▸ Given problem
Determine which lines of the records include the word "order", and copy them.
=-=-=
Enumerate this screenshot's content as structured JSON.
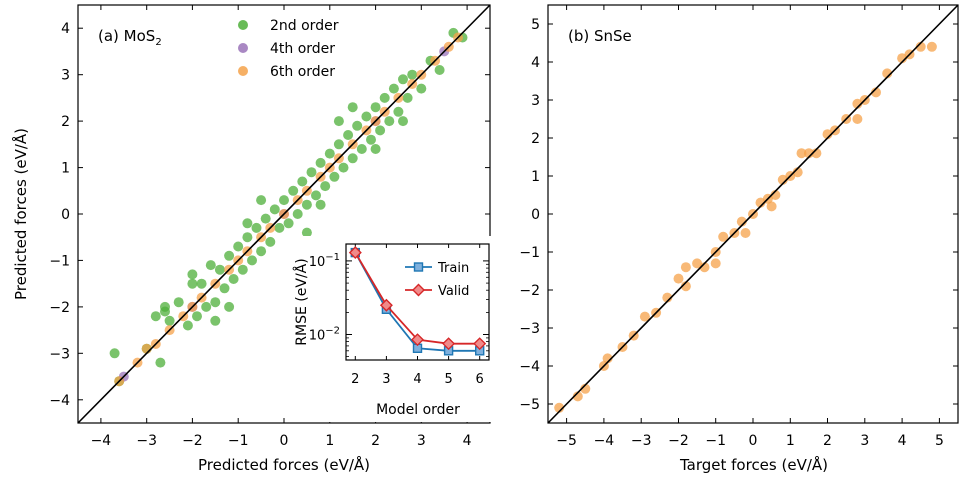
{
  "chart_data": [
    {
      "type": "scatter",
      "panel_label": "(a) MoS",
      "panel_label_sub": "2",
      "xlabel": "Predicted forces (eV/Å)",
      "ylabel": "Predicted forces (eV/Å)",
      "xlim": [
        -4.5,
        4.5
      ],
      "ylim": [
        -4.5,
        4.5
      ],
      "xticks": [
        -4,
        -3,
        -2,
        -1,
        0,
        1,
        2,
        3,
        4
      ],
      "yticks": [
        -4,
        -3,
        -2,
        -1,
        0,
        1,
        2,
        3,
        4
      ],
      "xtick_labels": [
        "−4",
        "−3",
        "−2",
        "−1",
        "0",
        "1",
        "2",
        "3",
        "4"
      ],
      "ytick_labels": [
        "−4",
        "−3",
        "−2",
        "−1",
        "0",
        "1",
        "2",
        "3",
        "4"
      ],
      "legend_position": "top-center",
      "reference_line": [
        [
          -4.5,
          -4.5
        ],
        [
          4.5,
          4.5
        ]
      ],
      "series": [
        {
          "name": "2nd order",
          "color": "#4daf3a",
          "points": [
            [
              -3.7,
              -3.0
            ],
            [
              -3.6,
              -3.6
            ],
            [
              -3.0,
              -2.9
            ],
            [
              -2.8,
              -2.2
            ],
            [
              -2.6,
              -2.1
            ],
            [
              -2.5,
              -2.3
            ],
            [
              -2.7,
              -3.2
            ],
            [
              -2.3,
              -1.9
            ],
            [
              -2.1,
              -2.4
            ],
            [
              -2.0,
              -1.5
            ],
            [
              -1.9,
              -2.2
            ],
            [
              -1.8,
              -1.5
            ],
            [
              -1.7,
              -2.0
            ],
            [
              -1.6,
              -1.1
            ],
            [
              -1.5,
              -1.9
            ],
            [
              -1.4,
              -1.2
            ],
            [
              -1.3,
              -1.6
            ],
            [
              -1.2,
              -0.9
            ],
            [
              -1.1,
              -1.4
            ],
            [
              -1.0,
              -0.7
            ],
            [
              -0.9,
              -1.2
            ],
            [
              -0.8,
              -0.5
            ],
            [
              -0.7,
              -1.0
            ],
            [
              -0.6,
              -0.3
            ],
            [
              -0.5,
              -0.8
            ],
            [
              -0.4,
              -0.1
            ],
            [
              -0.3,
              -0.6
            ],
            [
              -0.2,
              0.1
            ],
            [
              -0.1,
              -0.3
            ],
            [
              0.0,
              0.3
            ],
            [
              0.1,
              -0.2
            ],
            [
              0.2,
              0.5
            ],
            [
              0.3,
              0.0
            ],
            [
              0.4,
              0.7
            ],
            [
              0.5,
              0.2
            ],
            [
              0.6,
              0.9
            ],
            [
              0.7,
              0.4
            ],
            [
              0.8,
              1.1
            ],
            [
              0.9,
              0.6
            ],
            [
              1.0,
              1.3
            ],
            [
              1.1,
              0.8
            ],
            [
              1.2,
              1.5
            ],
            [
              1.3,
              1.0
            ],
            [
              1.4,
              1.7
            ],
            [
              1.5,
              1.2
            ],
            [
              1.6,
              1.9
            ],
            [
              1.7,
              1.4
            ],
            [
              1.8,
              2.1
            ],
            [
              1.9,
              1.6
            ],
            [
              2.0,
              2.3
            ],
            [
              2.1,
              1.8
            ],
            [
              2.2,
              2.5
            ],
            [
              2.3,
              2.0
            ],
            [
              2.4,
              2.7
            ],
            [
              2.5,
              2.2
            ],
            [
              2.6,
              2.9
            ],
            [
              2.7,
              2.5
            ],
            [
              2.8,
              3.0
            ],
            [
              3.0,
              2.7
            ],
            [
              3.2,
              3.3
            ],
            [
              3.4,
              3.1
            ],
            [
              3.7,
              3.9
            ],
            [
              3.9,
              3.8
            ],
            [
              -0.5,
              0.3
            ],
            [
              0.5,
              -0.4
            ],
            [
              1.5,
              2.3
            ],
            [
              -1.5,
              -2.3
            ],
            [
              2.0,
              1.4
            ],
            [
              -2.0,
              -1.3
            ],
            [
              0.8,
              0.2
            ],
            [
              -0.8,
              -0.2
            ],
            [
              1.2,
              2.0
            ],
            [
              -1.2,
              -2.0
            ],
            [
              2.6,
              2.0
            ],
            [
              -2.6,
              -2.0
            ]
          ]
        },
        {
          "name": "4th order",
          "color": "#9a73b9",
          "points": [
            [
              -3.5,
              -3.5
            ],
            [
              -2.0,
              -2.0
            ],
            [
              0.0,
              0.0
            ],
            [
              2.0,
              2.0
            ],
            [
              3.5,
              3.5
            ]
          ]
        },
        {
          "name": "6th order",
          "color": "#f5a24a",
          "points": [
            [
              -3.6,
              -3.6
            ],
            [
              -3.2,
              -3.2
            ],
            [
              -3.0,
              -2.9
            ],
            [
              -2.8,
              -2.8
            ],
            [
              -2.5,
              -2.5
            ],
            [
              -2.2,
              -2.2
            ],
            [
              -2.0,
              -2.0
            ],
            [
              -1.8,
              -1.8
            ],
            [
              -1.5,
              -1.5
            ],
            [
              -1.2,
              -1.2
            ],
            [
              -1.0,
              -1.0
            ],
            [
              -0.8,
              -0.8
            ],
            [
              -0.5,
              -0.5
            ],
            [
              -0.3,
              -0.3
            ],
            [
              0.0,
              0.0
            ],
            [
              0.3,
              0.3
            ],
            [
              0.5,
              0.5
            ],
            [
              0.8,
              0.8
            ],
            [
              1.0,
              1.0
            ],
            [
              1.2,
              1.2
            ],
            [
              1.5,
              1.5
            ],
            [
              1.8,
              1.8
            ],
            [
              2.0,
              2.0
            ],
            [
              2.2,
              2.2
            ],
            [
              2.5,
              2.5
            ],
            [
              2.8,
              2.8
            ],
            [
              3.0,
              3.0
            ],
            [
              3.3,
              3.3
            ],
            [
              3.6,
              3.6
            ],
            [
              3.8,
              3.8
            ]
          ]
        }
      ]
    },
    {
      "type": "scatter",
      "panel_label": "(b) SnSe",
      "xlabel": "Target forces (eV/Å)",
      "ylabel": "",
      "xlim": [
        -5.5,
        5.5
      ],
      "ylim": [
        -5.5,
        5.5
      ],
      "xticks": [
        -5,
        -4,
        -3,
        -2,
        -1,
        0,
        1,
        2,
        3,
        4,
        5
      ],
      "yticks": [
        -5,
        -4,
        -3,
        -2,
        -1,
        0,
        1,
        2,
        3,
        4,
        5
      ],
      "xtick_labels": [
        "−5",
        "−4",
        "−3",
        "−2",
        "−1",
        "0",
        "1",
        "2",
        "3",
        "4",
        "5"
      ],
      "ytick_labels": [
        "−5",
        "−4",
        "−3",
        "−2",
        "−1",
        "0",
        "1",
        "2",
        "3",
        "4",
        "5"
      ],
      "reference_line": [
        [
          -5.5,
          -5.5
        ],
        [
          5.5,
          5.5
        ]
      ],
      "series": [
        {
          "color": "#f5a24a",
          "points": [
            [
              -5.2,
              -5.1
            ],
            [
              -4.7,
              -4.8
            ],
            [
              -4.5,
              -4.6
            ],
            [
              -4.0,
              -4.0
            ],
            [
              -3.9,
              -3.8
            ],
            [
              -3.5,
              -3.5
            ],
            [
              -3.2,
              -3.2
            ],
            [
              -2.9,
              -2.7
            ],
            [
              -2.6,
              -2.6
            ],
            [
              -2.3,
              -2.2
            ],
            [
              -2.0,
              -1.7
            ],
            [
              -1.8,
              -1.9
            ],
            [
              -1.5,
              -1.3
            ],
            [
              -1.3,
              -1.4
            ],
            [
              -1.0,
              -1.0
            ],
            [
              -0.8,
              -0.6
            ],
            [
              -0.5,
              -0.5
            ],
            [
              -0.3,
              -0.2
            ],
            [
              0.0,
              0.0
            ],
            [
              0.2,
              0.3
            ],
            [
              0.4,
              0.4
            ],
            [
              0.6,
              0.5
            ],
            [
              0.8,
              0.9
            ],
            [
              1.0,
              1.0
            ],
            [
              1.2,
              1.1
            ],
            [
              1.5,
              1.6
            ],
            [
              1.7,
              1.6
            ],
            [
              2.0,
              2.1
            ],
            [
              2.2,
              2.2
            ],
            [
              2.5,
              2.5
            ],
            [
              2.8,
              2.9
            ],
            [
              3.0,
              3.0
            ],
            [
              3.3,
              3.2
            ],
            [
              3.6,
              3.7
            ],
            [
              4.0,
              4.1
            ],
            [
              4.2,
              4.2
            ],
            [
              4.5,
              4.4
            ],
            [
              4.8,
              4.4
            ],
            [
              -1.8,
              -1.4
            ],
            [
              -1.0,
              -1.3
            ],
            [
              1.3,
              1.6
            ],
            [
              0.5,
              0.2
            ],
            [
              -0.2,
              -0.5
            ],
            [
              2.8,
              2.5
            ]
          ]
        }
      ]
    },
    {
      "type": "line",
      "xlabel": "Model order",
      "ylabel": "RMSE (eV/Å)",
      "y_scale": "log",
      "xlim": [
        1.7,
        6.3
      ],
      "ylim": [
        0.0045,
        0.17
      ],
      "xticks": [
        2,
        3,
        4,
        5,
        6
      ],
      "xtick_labels": [
        "2",
        "3",
        "4",
        "5",
        "6"
      ],
      "yticks": [
        0.01,
        0.1
      ],
      "ytick_labels_base": "10",
      "ytick_labels_exp": [
        "−2",
        "−1"
      ],
      "legend_position": "top-right",
      "series": [
        {
          "name": "Train",
          "color": "#1f77b4",
          "fill": "#7fb0dd",
          "marker": "square",
          "x": [
            2,
            3,
            4,
            5,
            6
          ],
          "values": [
            0.13,
            0.022,
            0.0065,
            0.006,
            0.006
          ]
        },
        {
          "name": "Valid",
          "color": "#d62728",
          "fill": "#f08a8a",
          "marker": "diamond",
          "x": [
            2,
            3,
            4,
            5,
            6
          ],
          "values": [
            0.13,
            0.025,
            0.0085,
            0.0075,
            0.0075
          ]
        }
      ]
    }
  ]
}
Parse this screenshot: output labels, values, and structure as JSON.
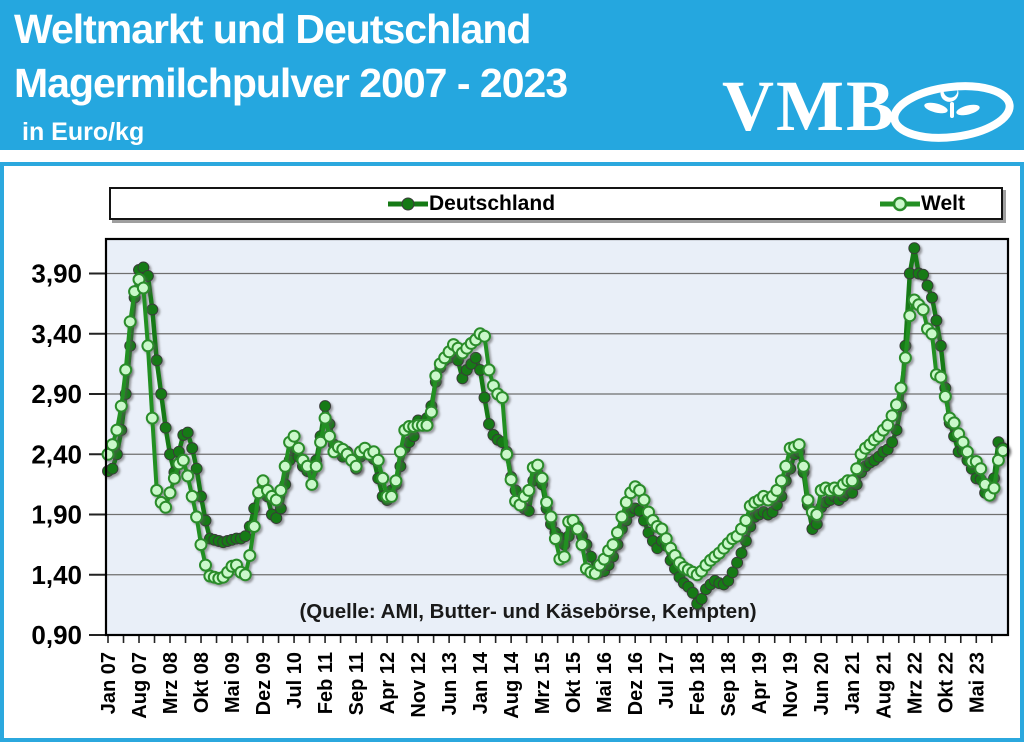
{
  "header": {
    "title_line1": "Weltmarkt und Deutschland",
    "title_line2": "Magermilchpulver 2007 - 2023",
    "unit": "in Euro/kg",
    "logo_text": "VMB",
    "background_color": "#25a7df"
  },
  "source_note": "(Quelle: AMI, Butter- und Käsebörse, Kempten)",
  "chart_data": {
    "type": "line",
    "title": "Weltmarkt und Deutschland Magermilchpulver 2007 - 2023",
    "ylabel": "Euro/kg",
    "x_start": "Jan 2007",
    "x_frequency": "monthly",
    "ylim": [
      0.9,
      4.19
    ],
    "grid": "horizontal",
    "legend_position": "top",
    "plot_background": "#e9eff8",
    "y_tick_labels": [
      "0,90",
      "1,40",
      "1,90",
      "2,40",
      "2,90",
      "3,40",
      "3,90"
    ],
    "y_tick_values": [
      0.9,
      1.4,
      1.9,
      2.4,
      2.9,
      3.4,
      3.9
    ],
    "x_tick_labels": [
      "Jan 07",
      "Aug 07",
      "Mrz 08",
      "Okt 08",
      "Mai 09",
      "Dez 09",
      "Jul 10",
      "Feb 11",
      "Sep 11",
      "Apr 12",
      "Nov 12",
      "Jun 13",
      "Jan 14",
      "Aug 14",
      "Mrz 15",
      "Okt 15",
      "Mai 16",
      "Dez 16",
      "Jul 17",
      "Feb 18",
      "Sep 18",
      "Apr 19",
      "Nov 19",
      "Jun 20",
      "Jan 21",
      "Aug 21",
      "Mrz 22",
      "Okt 22",
      "Mai 23"
    ],
    "x_tick_step_months": 7,
    "series": [
      {
        "name": "Deutschland",
        "line_color": "#157a15",
        "marker_fill": "#157a15",
        "marker_stroke": "#3a3a3a",
        "values": [
          2.26,
          2.28,
          2.4,
          2.6,
          2.9,
          3.3,
          3.7,
          3.93,
          3.95,
          3.88,
          3.6,
          3.18,
          2.9,
          2.62,
          2.4,
          2.25,
          2.42,
          2.56,
          2.58,
          2.45,
          2.28,
          2.05,
          1.85,
          1.7,
          1.69,
          1.68,
          1.67,
          1.68,
          1.69,
          1.7,
          1.7,
          1.72,
          1.8,
          1.95,
          2.08,
          2.12,
          2.05,
          1.9,
          1.87,
          1.95,
          2.15,
          2.35,
          2.45,
          2.38,
          2.3,
          2.26,
          2.25,
          2.35,
          2.55,
          2.8,
          2.65,
          2.48,
          2.42,
          2.38,
          2.42,
          2.36,
          2.28,
          2.38,
          2.42,
          2.4,
          2.36,
          2.2,
          2.05,
          2.02,
          2.1,
          2.15,
          2.3,
          2.45,
          2.5,
          2.55,
          2.68,
          2.65,
          2.7,
          2.8,
          3.0,
          3.12,
          3.18,
          3.2,
          3.24,
          3.18,
          3.03,
          3.1,
          3.15,
          3.2,
          3.1,
          2.87,
          2.65,
          2.56,
          2.52,
          2.5,
          2.42,
          2.21,
          2.1,
          2.02,
          1.95,
          1.93,
          2.18,
          2.24,
          2.15,
          1.95,
          1.82,
          1.75,
          1.71,
          1.65,
          1.72,
          1.83,
          1.8,
          1.72,
          1.65,
          1.55,
          1.45,
          1.42,
          1.43,
          1.48,
          1.55,
          1.65,
          1.78,
          1.85,
          1.92,
          1.95,
          1.93,
          1.85,
          1.75,
          1.68,
          1.62,
          1.68,
          1.64,
          1.52,
          1.45,
          1.38,
          1.33,
          1.3,
          1.25,
          1.16,
          1.2,
          1.28,
          1.32,
          1.35,
          1.33,
          1.32,
          1.35,
          1.42,
          1.5,
          1.58,
          1.68,
          1.8,
          1.88,
          1.9,
          1.92,
          1.9,
          1.92,
          1.98,
          2.05,
          2.18,
          2.28,
          2.4,
          2.42,
          2.25,
          1.98,
          1.78,
          1.82,
          1.96,
          2.0,
          2.02,
          2.05,
          2.02,
          2.05,
          2.08,
          2.08,
          2.15,
          2.25,
          2.3,
          2.33,
          2.35,
          2.38,
          2.42,
          2.44,
          2.5,
          2.6,
          2.8,
          3.3,
          3.9,
          4.11,
          3.9,
          3.89,
          3.8,
          3.7,
          3.51,
          3.3,
          2.95,
          2.66,
          2.55,
          2.42,
          2.43,
          2.35,
          2.28,
          2.2,
          2.19,
          2.08,
          2.07,
          2.2,
          2.5,
          2.45
        ]
      },
      {
        "name": "Welt",
        "line_color": "#239023",
        "marker_fill": "#caf8ca",
        "marker_stroke": "#2a8c2a",
        "values": [
          2.4,
          2.48,
          2.6,
          2.8,
          3.1,
          3.5,
          3.75,
          3.85,
          3.78,
          3.3,
          2.7,
          2.1,
          2.0,
          1.96,
          2.08,
          2.2,
          2.32,
          2.35,
          2.22,
          2.05,
          1.88,
          1.65,
          1.48,
          1.39,
          1.38,
          1.37,
          1.38,
          1.42,
          1.47,
          1.48,
          1.42,
          1.4,
          1.56,
          1.8,
          2.08,
          2.18,
          2.1,
          2.05,
          2.02,
          2.1,
          2.3,
          2.5,
          2.55,
          2.45,
          2.35,
          2.3,
          2.15,
          2.3,
          2.5,
          2.7,
          2.55,
          2.42,
          2.46,
          2.44,
          2.4,
          2.35,
          2.3,
          2.42,
          2.45,
          2.4,
          2.42,
          2.35,
          2.2,
          2.05,
          2.05,
          2.18,
          2.42,
          2.6,
          2.63,
          2.63,
          2.64,
          2.64,
          2.64,
          2.75,
          3.05,
          3.15,
          3.2,
          3.25,
          3.31,
          3.28,
          3.24,
          3.28,
          3.32,
          3.35,
          3.4,
          3.38,
          3.1,
          2.97,
          2.9,
          2.87,
          2.4,
          2.19,
          2.01,
          1.98,
          2.05,
          2.1,
          2.29,
          2.31,
          2.2,
          2.0,
          1.88,
          1.7,
          1.53,
          1.55,
          1.84,
          1.85,
          1.78,
          1.65,
          1.45,
          1.42,
          1.41,
          1.48,
          1.53,
          1.6,
          1.65,
          1.75,
          1.88,
          2.0,
          2.08,
          2.13,
          2.1,
          2.02,
          1.92,
          1.85,
          1.8,
          1.78,
          1.7,
          1.62,
          1.56,
          1.5,
          1.46,
          1.44,
          1.42,
          1.4,
          1.43,
          1.48,
          1.52,
          1.55,
          1.58,
          1.62,
          1.66,
          1.7,
          1.72,
          1.78,
          1.85,
          1.97,
          2.0,
          2.02,
          2.05,
          2.02,
          2.05,
          2.1,
          2.18,
          2.3,
          2.45,
          2.46,
          2.48,
          2.3,
          2.02,
          1.92,
          1.9,
          2.1,
          2.12,
          2.1,
          2.12,
          2.1,
          2.15,
          2.18,
          2.18,
          2.28,
          2.4,
          2.45,
          2.48,
          2.52,
          2.55,
          2.6,
          2.64,
          2.72,
          2.81,
          2.95,
          3.2,
          3.55,
          3.68,
          3.64,
          3.6,
          3.44,
          3.4,
          3.06,
          3.04,
          2.88,
          2.7,
          2.66,
          2.57,
          2.5,
          2.42,
          2.34,
          2.34,
          2.28,
          2.15,
          2.06,
          2.12,
          2.35,
          2.43
        ]
      }
    ]
  }
}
=-=-=
▸ Completed exercise
          "name": "2nd order",
          "name": "4th order",
          "name": "6th order",
      "xlabel": "Model order",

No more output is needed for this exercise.